Collection entries:

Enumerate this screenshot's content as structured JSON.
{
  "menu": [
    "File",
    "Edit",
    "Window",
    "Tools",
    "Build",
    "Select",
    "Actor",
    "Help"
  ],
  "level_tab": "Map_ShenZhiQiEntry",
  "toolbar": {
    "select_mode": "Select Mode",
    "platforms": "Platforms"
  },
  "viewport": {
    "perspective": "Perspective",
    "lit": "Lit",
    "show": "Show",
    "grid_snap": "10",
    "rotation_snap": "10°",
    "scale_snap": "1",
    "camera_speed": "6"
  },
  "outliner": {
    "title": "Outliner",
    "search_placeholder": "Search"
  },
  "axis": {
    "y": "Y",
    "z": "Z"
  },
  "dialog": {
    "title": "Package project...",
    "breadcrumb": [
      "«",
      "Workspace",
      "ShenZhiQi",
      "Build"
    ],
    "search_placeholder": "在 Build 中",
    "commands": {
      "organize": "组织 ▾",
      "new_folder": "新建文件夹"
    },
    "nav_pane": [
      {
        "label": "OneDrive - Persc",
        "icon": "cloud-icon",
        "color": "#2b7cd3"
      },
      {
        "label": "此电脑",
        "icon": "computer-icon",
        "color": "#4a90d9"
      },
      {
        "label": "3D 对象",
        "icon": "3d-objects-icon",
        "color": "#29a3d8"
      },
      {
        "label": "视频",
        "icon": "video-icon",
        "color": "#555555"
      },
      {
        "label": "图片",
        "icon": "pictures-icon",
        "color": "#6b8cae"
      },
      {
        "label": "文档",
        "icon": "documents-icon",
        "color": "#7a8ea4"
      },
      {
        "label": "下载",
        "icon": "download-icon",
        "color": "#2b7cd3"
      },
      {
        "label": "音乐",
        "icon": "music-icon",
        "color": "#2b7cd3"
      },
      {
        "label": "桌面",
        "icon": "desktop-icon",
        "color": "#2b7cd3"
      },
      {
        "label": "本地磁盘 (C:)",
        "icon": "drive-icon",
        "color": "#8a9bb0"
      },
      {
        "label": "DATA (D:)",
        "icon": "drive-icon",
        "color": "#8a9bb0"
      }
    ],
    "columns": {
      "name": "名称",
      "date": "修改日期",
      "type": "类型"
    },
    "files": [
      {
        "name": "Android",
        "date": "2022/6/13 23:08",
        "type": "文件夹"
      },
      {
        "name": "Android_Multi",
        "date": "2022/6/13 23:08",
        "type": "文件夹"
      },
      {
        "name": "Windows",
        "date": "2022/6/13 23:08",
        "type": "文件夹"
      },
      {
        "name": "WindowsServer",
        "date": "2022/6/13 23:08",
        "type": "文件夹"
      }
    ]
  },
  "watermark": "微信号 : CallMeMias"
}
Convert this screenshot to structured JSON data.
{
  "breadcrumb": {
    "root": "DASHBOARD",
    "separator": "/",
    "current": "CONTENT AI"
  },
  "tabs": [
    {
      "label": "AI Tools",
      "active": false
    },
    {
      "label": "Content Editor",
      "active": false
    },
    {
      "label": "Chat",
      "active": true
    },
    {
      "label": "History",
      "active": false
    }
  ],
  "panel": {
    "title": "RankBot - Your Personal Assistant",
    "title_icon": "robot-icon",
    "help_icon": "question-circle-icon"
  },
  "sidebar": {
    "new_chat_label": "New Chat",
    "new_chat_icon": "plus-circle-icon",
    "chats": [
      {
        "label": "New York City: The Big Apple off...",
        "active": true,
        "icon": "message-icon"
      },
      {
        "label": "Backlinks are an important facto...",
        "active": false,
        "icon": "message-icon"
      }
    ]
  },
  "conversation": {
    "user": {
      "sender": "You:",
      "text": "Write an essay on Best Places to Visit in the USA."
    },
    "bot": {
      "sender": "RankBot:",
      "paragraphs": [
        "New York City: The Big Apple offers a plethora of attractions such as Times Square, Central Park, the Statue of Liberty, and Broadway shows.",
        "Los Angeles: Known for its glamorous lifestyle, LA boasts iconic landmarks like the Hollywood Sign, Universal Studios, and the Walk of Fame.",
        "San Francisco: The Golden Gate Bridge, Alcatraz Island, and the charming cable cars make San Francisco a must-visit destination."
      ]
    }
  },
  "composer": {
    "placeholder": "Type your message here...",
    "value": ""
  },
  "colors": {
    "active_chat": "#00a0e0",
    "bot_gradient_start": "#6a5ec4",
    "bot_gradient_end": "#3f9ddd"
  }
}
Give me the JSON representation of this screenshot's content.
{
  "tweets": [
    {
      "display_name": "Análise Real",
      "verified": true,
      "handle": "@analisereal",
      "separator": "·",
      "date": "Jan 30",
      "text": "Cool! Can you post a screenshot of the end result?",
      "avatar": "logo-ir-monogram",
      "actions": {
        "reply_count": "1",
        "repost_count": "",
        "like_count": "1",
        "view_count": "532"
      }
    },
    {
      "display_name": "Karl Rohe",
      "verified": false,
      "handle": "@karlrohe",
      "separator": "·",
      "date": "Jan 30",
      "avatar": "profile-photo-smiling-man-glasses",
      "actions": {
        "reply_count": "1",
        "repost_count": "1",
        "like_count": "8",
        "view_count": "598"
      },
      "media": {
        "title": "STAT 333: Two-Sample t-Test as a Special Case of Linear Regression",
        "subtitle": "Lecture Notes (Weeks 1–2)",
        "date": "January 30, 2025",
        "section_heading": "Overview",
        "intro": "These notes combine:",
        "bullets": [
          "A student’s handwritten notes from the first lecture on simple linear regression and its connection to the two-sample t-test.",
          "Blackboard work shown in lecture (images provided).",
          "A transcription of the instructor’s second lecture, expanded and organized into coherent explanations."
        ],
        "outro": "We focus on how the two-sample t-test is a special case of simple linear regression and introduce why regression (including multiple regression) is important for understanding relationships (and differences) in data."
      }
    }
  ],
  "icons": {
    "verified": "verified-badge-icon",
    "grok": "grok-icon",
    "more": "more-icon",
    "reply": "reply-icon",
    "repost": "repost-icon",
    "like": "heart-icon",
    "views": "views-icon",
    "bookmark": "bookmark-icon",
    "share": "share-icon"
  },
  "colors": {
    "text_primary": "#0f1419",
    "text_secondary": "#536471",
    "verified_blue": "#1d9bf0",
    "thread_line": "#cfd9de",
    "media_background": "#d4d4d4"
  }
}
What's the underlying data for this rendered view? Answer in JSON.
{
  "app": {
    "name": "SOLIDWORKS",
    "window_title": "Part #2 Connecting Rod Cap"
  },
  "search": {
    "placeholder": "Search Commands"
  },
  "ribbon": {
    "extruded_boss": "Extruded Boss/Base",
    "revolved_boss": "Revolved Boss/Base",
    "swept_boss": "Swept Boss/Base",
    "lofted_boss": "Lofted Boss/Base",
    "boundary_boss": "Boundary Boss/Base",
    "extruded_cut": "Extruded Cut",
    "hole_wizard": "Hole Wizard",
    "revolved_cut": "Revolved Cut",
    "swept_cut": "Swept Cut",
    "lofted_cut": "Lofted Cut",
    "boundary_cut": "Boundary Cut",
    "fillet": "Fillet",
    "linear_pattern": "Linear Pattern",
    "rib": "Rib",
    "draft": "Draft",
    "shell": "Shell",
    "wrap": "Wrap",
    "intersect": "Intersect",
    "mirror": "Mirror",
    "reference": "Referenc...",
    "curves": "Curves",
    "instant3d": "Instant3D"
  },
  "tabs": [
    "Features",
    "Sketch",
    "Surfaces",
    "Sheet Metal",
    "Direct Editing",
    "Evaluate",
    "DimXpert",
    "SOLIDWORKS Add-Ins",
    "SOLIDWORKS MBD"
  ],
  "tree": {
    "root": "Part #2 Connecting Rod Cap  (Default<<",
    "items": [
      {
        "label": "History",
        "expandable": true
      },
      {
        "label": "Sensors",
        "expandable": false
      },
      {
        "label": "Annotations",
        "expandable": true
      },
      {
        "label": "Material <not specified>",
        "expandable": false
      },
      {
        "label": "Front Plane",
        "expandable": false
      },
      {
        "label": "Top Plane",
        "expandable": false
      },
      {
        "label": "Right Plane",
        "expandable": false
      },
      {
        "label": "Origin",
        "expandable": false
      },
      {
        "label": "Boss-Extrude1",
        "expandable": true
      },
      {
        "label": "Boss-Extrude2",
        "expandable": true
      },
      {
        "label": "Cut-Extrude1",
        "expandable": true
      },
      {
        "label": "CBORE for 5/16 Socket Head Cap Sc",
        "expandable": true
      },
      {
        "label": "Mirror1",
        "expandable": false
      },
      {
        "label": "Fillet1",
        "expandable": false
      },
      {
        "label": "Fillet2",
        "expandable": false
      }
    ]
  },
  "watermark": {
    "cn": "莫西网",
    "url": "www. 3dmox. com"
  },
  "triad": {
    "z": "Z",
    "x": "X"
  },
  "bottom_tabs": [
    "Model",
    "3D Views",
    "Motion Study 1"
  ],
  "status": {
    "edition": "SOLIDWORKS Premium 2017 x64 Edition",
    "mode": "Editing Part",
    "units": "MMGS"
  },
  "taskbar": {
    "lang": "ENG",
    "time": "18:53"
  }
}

WHAT IS REQUIRED.
Using the listing above, show every line that includes the string "avatar".

WRITTEN SOLUTION.
      "avatar": "logo-ir-monogram",
      "avatar": "profile-photo-smiling-man-glasses",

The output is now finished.